- Instructions to follow
Gather all lines from the material that contain "avoir".
++++ Raw records ++++
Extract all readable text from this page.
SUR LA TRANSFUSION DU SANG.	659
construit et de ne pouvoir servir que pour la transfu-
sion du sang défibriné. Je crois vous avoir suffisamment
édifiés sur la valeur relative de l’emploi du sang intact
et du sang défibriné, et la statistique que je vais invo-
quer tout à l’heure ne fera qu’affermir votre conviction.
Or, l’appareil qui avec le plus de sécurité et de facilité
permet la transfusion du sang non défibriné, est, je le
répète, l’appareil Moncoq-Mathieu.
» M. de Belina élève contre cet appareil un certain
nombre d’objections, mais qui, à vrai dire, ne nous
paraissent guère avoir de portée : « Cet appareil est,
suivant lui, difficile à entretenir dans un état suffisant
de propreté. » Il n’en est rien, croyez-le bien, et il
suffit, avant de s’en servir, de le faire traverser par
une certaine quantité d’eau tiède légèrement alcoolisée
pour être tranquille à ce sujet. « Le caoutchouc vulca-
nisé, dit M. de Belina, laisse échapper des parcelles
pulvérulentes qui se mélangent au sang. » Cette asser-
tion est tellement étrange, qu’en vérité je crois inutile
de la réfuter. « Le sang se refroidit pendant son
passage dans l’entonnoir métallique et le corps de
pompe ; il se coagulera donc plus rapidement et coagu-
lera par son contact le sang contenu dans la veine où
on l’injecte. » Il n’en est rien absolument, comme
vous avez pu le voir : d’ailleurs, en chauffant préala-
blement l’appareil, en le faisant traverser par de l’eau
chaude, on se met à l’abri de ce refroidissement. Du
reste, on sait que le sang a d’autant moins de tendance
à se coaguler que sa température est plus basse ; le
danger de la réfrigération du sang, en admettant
++++
- Exercise response
sion du sang défibriné. Je crois vous avoir suffisamment
paraissent guère avoir de portée : « Cet appareil est,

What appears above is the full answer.